* Begin EXCERPTED DATA *

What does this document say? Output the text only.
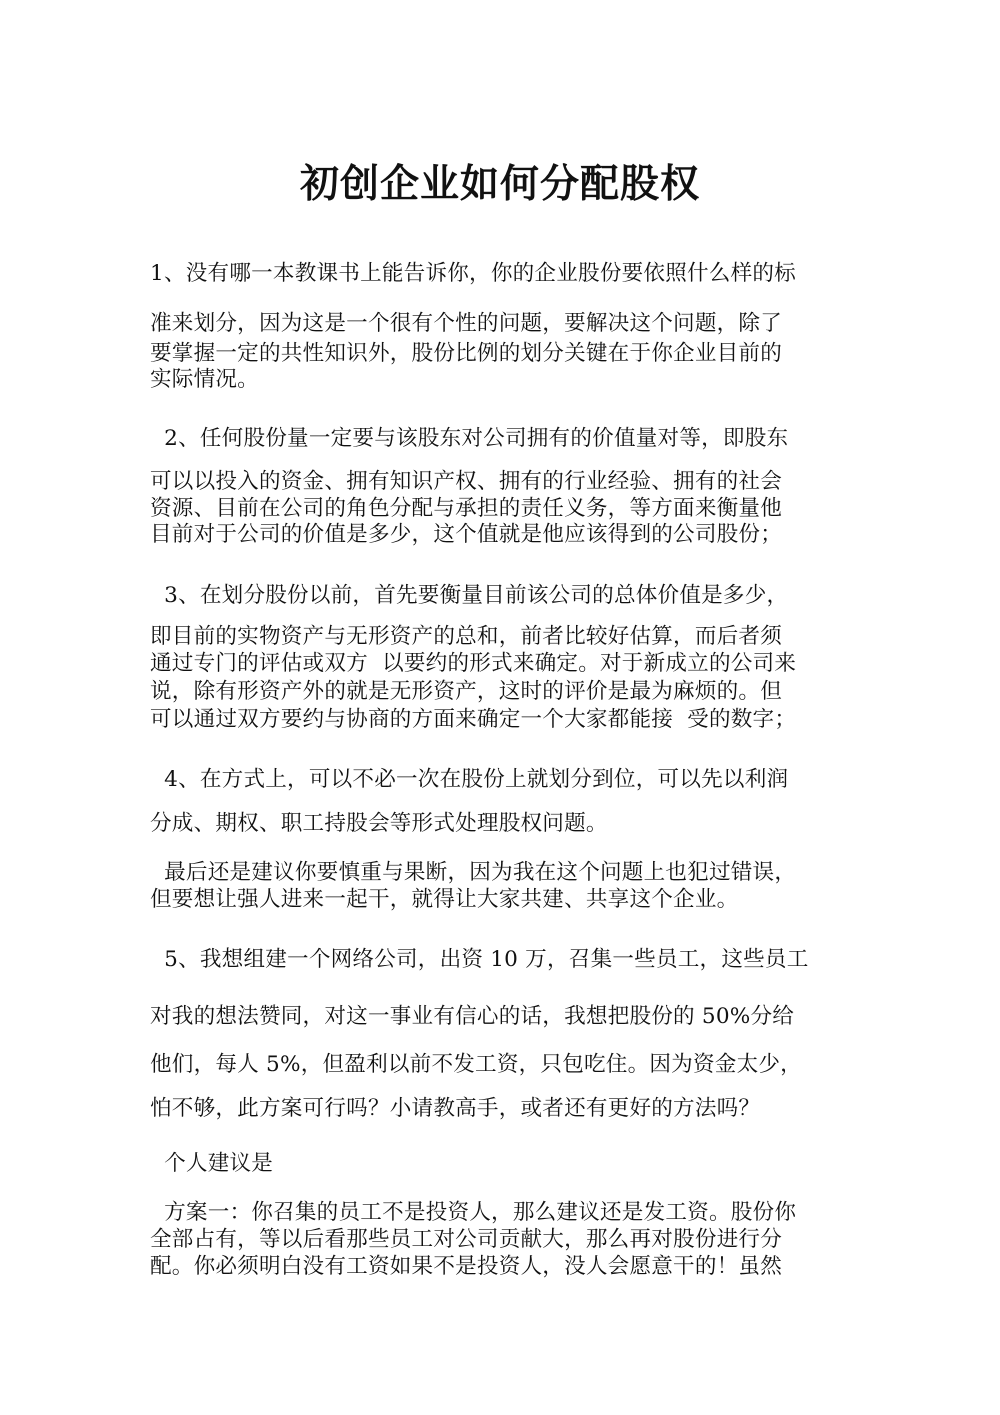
初创企业如何分配股权
1、没有哪一本教课书上能告诉你，你的企业股份要依照什么样的标
准来划分，因为这是一个很有个性的问题，要解决这个问题，除了
要掌握一定的共性知识外，股份比例的划分关键在于你企业目前的
实际情况。
2、任何股份量一定要与该股东对公司拥有的价值量对等，即股东
可以以投入的资金、拥有知识产权、拥有的行业经验、拥有的社会
资源、目前在公司的角色分配与承担的责任义务，等方面来衡量他
目前对于公司的价值是多少，这个值就是他应该得到的公司股份；
3、在划分股份以前，首先要衡量目前该公司的总体价值是多少，
即目前的实物资产与无形资产的总和，前者比较好估算，而后者须
通过专门的评估或双方  以要约的形式来确定。对于新成立的公司来
说，除有形资产外的就是无形资产，这时的评价是最为麻烦的。但
可以通过双方要约与协商的方面来确定一个大家都能接  受的数字；
4、在方式上，可以不必一次在股份上就划分到位，可以先以利润
分成、期权、职工持股会等形式处理股权问题。
最后还是建议你要慎重与果断，因为我在这个问题上也犯过错误，
但要想让强人进来一起干，就得让大家共建、共享这个企业。
5、我想组建一个网络公司，出资 10 万，召集一些员工，这些员工
对我的想法赞同，对这一事业有信心的话，我想把股份的 50%分给
他们，每人 5%，但盈利以前不发工资，只包吃住。因为资金太少，
怕不够，此方案可行吗？小请教高手，或者还有更好的方法吗？
个人建议是
方案一：你召集的员工不是投资人，那么建议还是发工资。股份你
全部占有，等以后看那些员工对公司贡献大，那么再对股份进行分
配。你必须明白没有工资如果不是投资人，没人会愿意干的！虽然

* End EXCERPTED DATA *

=== TASK REQUIREMENTS ===
Copy every record above exactly, leaving out any pictures.

=== TASK ANSWER ===
What does this document say? Output the text only.
初创企业如何分配股权
1、没有哪一本教课书上能告诉你，你的企业股份要依照什么样的标
准来划分，因为这是一个很有个性的问题，要解决这个问题，除了
要掌握一定的共性知识外，股份比例的划分关键在于你企业目前的
实际情况。
2、任何股份量一定要与该股东对公司拥有的价值量对等，即股东
可以以投入的资金、拥有知识产权、拥有的行业经验、拥有的社会
资源、目前在公司的角色分配与承担的责任义务，等方面来衡量他
目前对于公司的价值是多少，这个值就是他应该得到的公司股份；
3、在划分股份以前，首先要衡量目前该公司的总体价值是多少，
即目前的实物资产与无形资产的总和，前者比较好估算，而后者须
通过专门的评估或双方  以要约的形式来确定。对于新成立的公司来
说，除有形资产外的就是无形资产，这时的评价是最为麻烦的。但
可以通过双方要约与协商的方面来确定一个大家都能接  受的数字；
4、在方式上，可以不必一次在股份上就划分到位，可以先以利润
分成、期权、职工持股会等形式处理股权问题。
最后还是建议你要慎重与果断，因为我在这个问题上也犯过错误，
但要想让强人进来一起干，就得让大家共建、共享这个企业。
5、我想组建一个网络公司，出资 10 万，召集一些员工，这些员工
对我的想法赞同，对这一事业有信心的话，我想把股份的 50%分给
他们，每人 5%，但盈利以前不发工资，只包吃住。因为资金太少，
怕不够，此方案可行吗？小请教高手，或者还有更好的方法吗？
个人建议是
方案一：你召集的员工不是投资人，那么建议还是发工资。股份你
全部占有，等以后看那些员工对公司贡献大，那么再对股份进行分
配。你必须明白没有工资如果不是投资人，没人会愿意干的！虽然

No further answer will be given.